» Aim of the exercise
Locate the string "score" in the listing below. Copy every line where it is found.
#### Stored records ####
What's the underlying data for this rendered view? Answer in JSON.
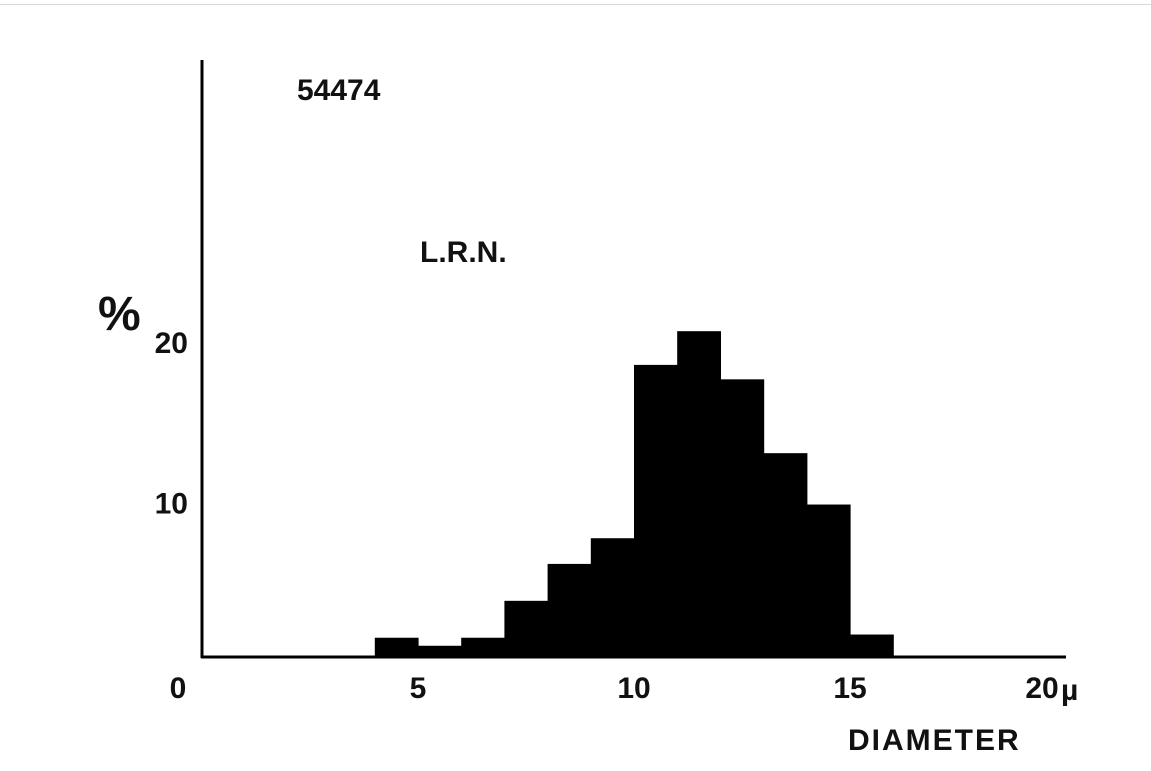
{
  "chart_data": {
    "type": "bar",
    "title": "54474",
    "annotation": "L.R.N.",
    "ylabel_symbol": "%",
    "xlabel": "DIAMETER",
    "x_unit": "µ",
    "bin_width": 1,
    "bins": [
      {
        "x0": 4,
        "x1": 5,
        "value": 1.2
      },
      {
        "x0": 5,
        "x1": 6,
        "value": 0.7
      },
      {
        "x0": 6,
        "x1": 7,
        "value": 1.2
      },
      {
        "x0": 7,
        "x1": 8,
        "value": 3.5
      },
      {
        "x0": 8,
        "x1": 9,
        "value": 5.8
      },
      {
        "x0": 9,
        "x1": 10,
        "value": 7.4
      },
      {
        "x0": 10,
        "x1": 11,
        "value": 18.2
      },
      {
        "x0": 11,
        "x1": 12,
        "value": 20.3
      },
      {
        "x0": 12,
        "x1": 13,
        "value": 17.3
      },
      {
        "x0": 13,
        "x1": 14,
        "value": 12.7
      },
      {
        "x0": 14,
        "x1": 15,
        "value": 9.5
      },
      {
        "x0": 15,
        "x1": 16,
        "value": 1.4
      }
    ],
    "xlim": [
      0,
      20
    ],
    "ylim": [
      0,
      37
    ],
    "x_ticks": [
      {
        "value": 0,
        "label": "0"
      },
      {
        "value": 5,
        "label": "5"
      },
      {
        "value": 10,
        "label": "10"
      },
      {
        "value": 15,
        "label": "15"
      },
      {
        "value": 20,
        "label": "20"
      }
    ],
    "y_ticks": [
      {
        "value": 10,
        "label": "10"
      },
      {
        "value": 20,
        "label": "20"
      }
    ],
    "grid": false,
    "bar_color": "#000000"
  }
}
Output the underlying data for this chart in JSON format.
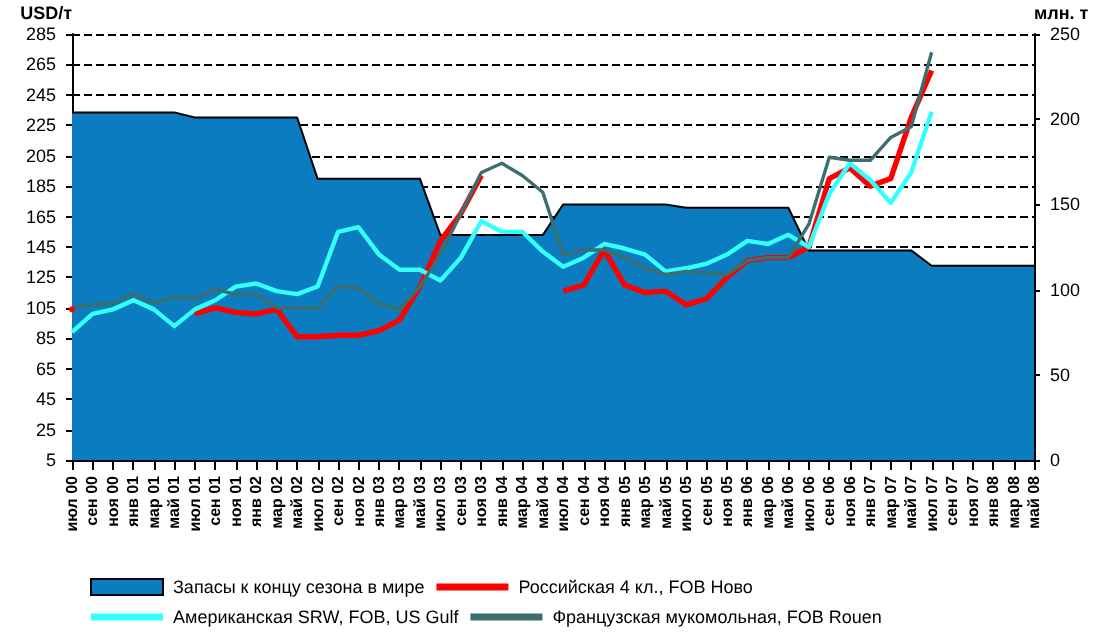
{
  "chart_data": {
    "type": "line",
    "ylabel": "USD/т",
    "y2label": "млн. т",
    "categories": [
      "июл 00",
      "сен 00",
      "ноя 00",
      "янв 01",
      "мар 01",
      "май 01",
      "июл 01",
      "сен 01",
      "ноя 01",
      "янв 02",
      "мар 02",
      "май 02",
      "июл 02",
      "сен 02",
      "ноя 02",
      "янв 03",
      "мар 03",
      "май 03",
      "июл 03",
      "сен 03",
      "ноя 03",
      "янв 04",
      "мар 04",
      "май 04",
      "июл 04",
      "сен 04",
      "ноя 04",
      "янв 05",
      "мар 05",
      "май 05",
      "июл 05",
      "сен 05",
      "ноя 05",
      "янв 06",
      "мар 06",
      "май 06",
      "июл 06",
      "сен 06",
      "ноя 06",
      "янв 07",
      "мар 07",
      "май 07",
      "июл 07",
      "сен 07",
      "ноя 07",
      "янв 08",
      "мар 08",
      "май 08"
    ],
    "series": [
      {
        "name": "Запасы к концу сезона в мире",
        "type": "area",
        "axis": "y2",
        "color": "#0a7cbf",
        "values": [
          204,
          204,
          204,
          204,
          204,
          204,
          201,
          201,
          201,
          201,
          201,
          201,
          165,
          165,
          165,
          165,
          165,
          165,
          132,
          132,
          132,
          132,
          132,
          132,
          150,
          150,
          150,
          150,
          150,
          150,
          148,
          148,
          148,
          148,
          148,
          148,
          123,
          123,
          123,
          123,
          123,
          123,
          114,
          114,
          114,
          114,
          114,
          114
        ]
      },
      {
        "name": "Российская 4 кл., FOB Ново",
        "type": "line",
        "color": "#ff0000",
        "values": [
          104,
          null,
          null,
          null,
          null,
          null,
          101,
          105,
          102,
          101,
          104,
          86,
          86,
          87,
          87,
          90,
          97,
          119,
          149,
          167,
          192,
          null,
          null,
          null,
          116,
          120,
          143,
          120,
          115,
          116,
          107,
          111,
          125,
          136,
          138,
          138,
          145,
          190,
          197,
          185,
          190,
          230,
          261,
          null,
          null,
          null,
          null,
          null
        ]
      },
      {
        "name": "Американская SRW, FOB, US Gulf",
        "type": "line",
        "color": "#33ffff",
        "values": [
          89,
          101,
          104,
          110,
          104,
          93,
          104,
          110,
          119,
          121,
          116,
          114,
          119,
          155,
          158,
          140,
          130,
          130,
          123,
          138,
          162,
          155,
          155,
          142,
          132,
          138,
          147,
          144,
          140,
          129,
          131,
          134,
          140,
          149,
          147,
          153,
          145,
          180,
          200,
          189,
          174,
          194,
          234,
          null,
          null,
          null,
          null,
          null
        ]
      },
      {
        "name": "Французская мукомольная, FOB Rouen",
        "type": "line",
        "color": "#3d6e6e",
        "values": [
          105,
          107,
          108,
          114,
          108,
          112,
          111,
          117,
          114,
          114,
          105,
          105,
          105,
          119,
          118,
          108,
          104,
          119,
          140,
          167,
          194,
          200,
          192,
          181,
          140,
          143,
          143,
          138,
          131,
          127,
          129,
          128,
          127,
          136,
          138,
          138,
          160,
          204,
          202,
          202,
          217,
          224,
          273,
          null,
          null,
          null,
          null,
          null
        ]
      }
    ],
    "ylim": [
      5,
      285
    ],
    "yticks": [
      5,
      25,
      45,
      65,
      85,
      105,
      125,
      145,
      165,
      185,
      205,
      225,
      245,
      265,
      285
    ],
    "y2lim": [
      0,
      250
    ],
    "y2ticks": [
      0,
      50,
      100,
      150,
      200,
      250
    ],
    "grid": "y",
    "line_style": "solid",
    "marker": "none",
    "legend": "bottom"
  }
}
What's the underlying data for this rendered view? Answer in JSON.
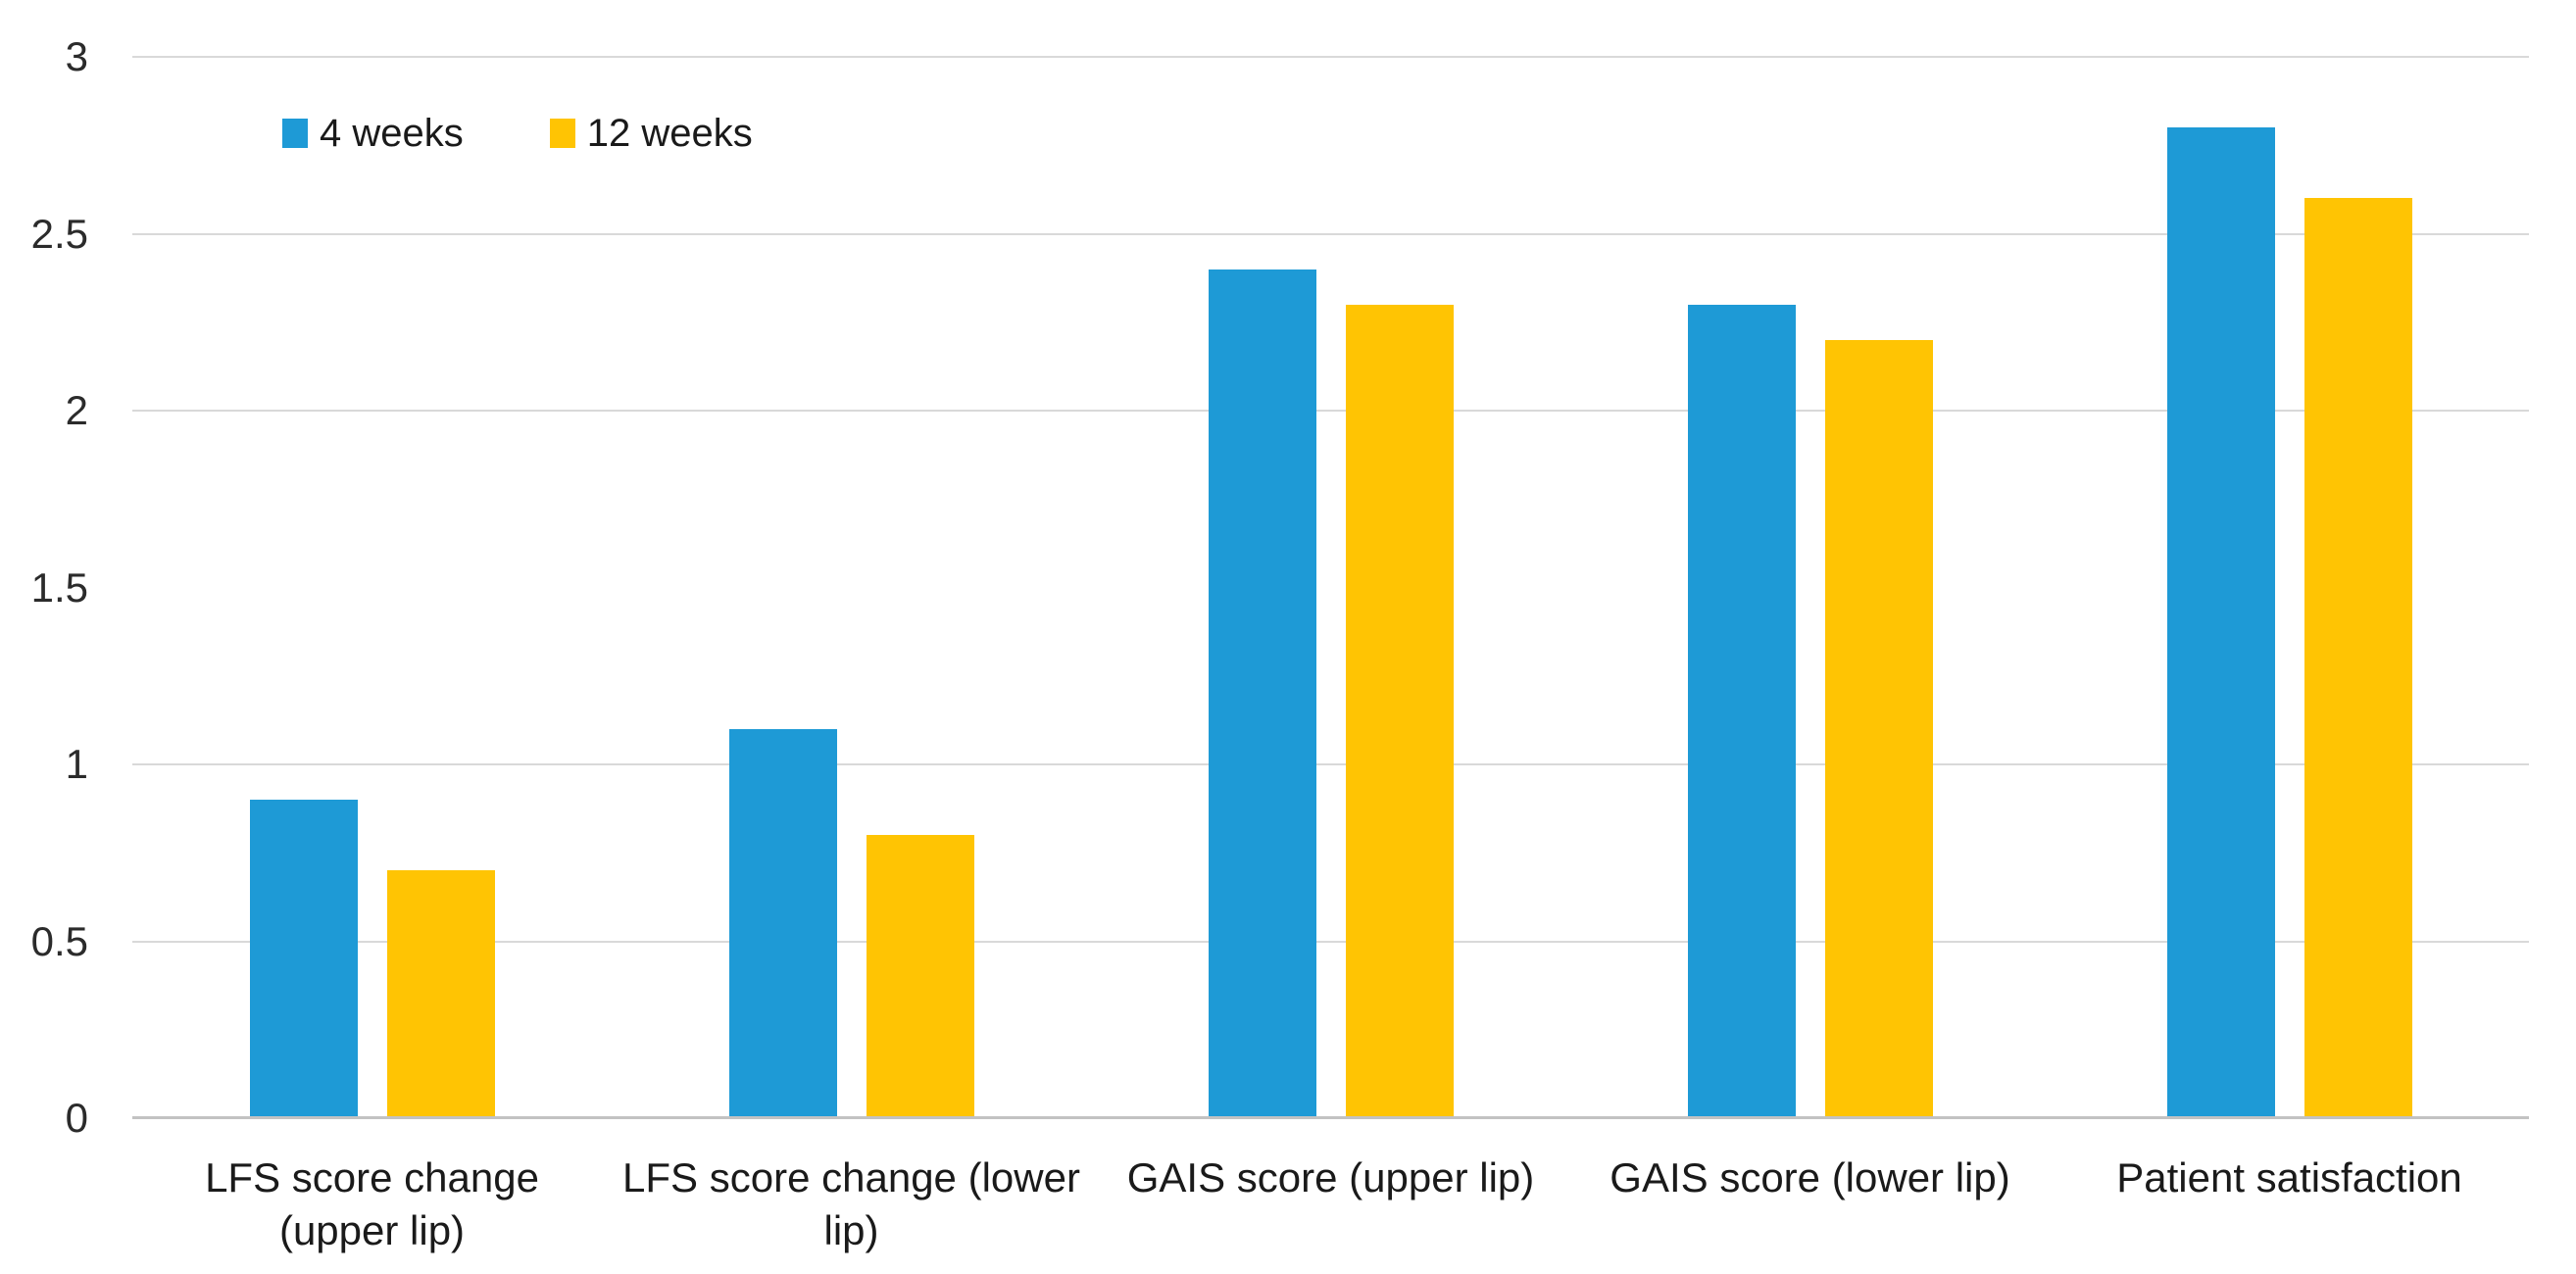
{
  "chart_data": {
    "type": "bar",
    "title": "",
    "xlabel": "",
    "ylabel": "",
    "categories": [
      "LFS score change (upper lip)",
      "LFS score change (lower lip)",
      "GAIS score (upper lip)",
      "GAIS score (lower lip)",
      "Patient satisfaction"
    ],
    "series": [
      {
        "name": "4 weeks",
        "color": "#1E9AD6",
        "values": [
          0.9,
          1.1,
          2.4,
          2.3,
          2.8
        ]
      },
      {
        "name": "12 weeks",
        "color": "#FFC403",
        "values": [
          0.7,
          0.8,
          2.3,
          2.2,
          2.6
        ]
      }
    ],
    "ylim": [
      0,
      3
    ],
    "ytick_values": [
      0,
      0.5,
      1,
      1.5,
      2,
      2.5,
      3
    ],
    "ytick_labels": [
      "0",
      "0.5",
      "1",
      "1.5",
      "2",
      "2.5",
      "3"
    ],
    "gridline_values": [
      0.5,
      1,
      2,
      2.5,
      3
    ],
    "grid": true,
    "legend_position": "top-left",
    "colors": {
      "gridline": "#D9D9D9",
      "axis_line": "#C2C2C2",
      "tick_text": "#2B2B2B",
      "label_text": "#1A1A1A",
      "background": "#FFFFFF"
    }
  }
}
####
» Response to the exercise
      "LFS score change (upper lip)",
      "LFS score change (lower lip)",
      "GAIS score (upper lip)",
      "GAIS score (lower lip)",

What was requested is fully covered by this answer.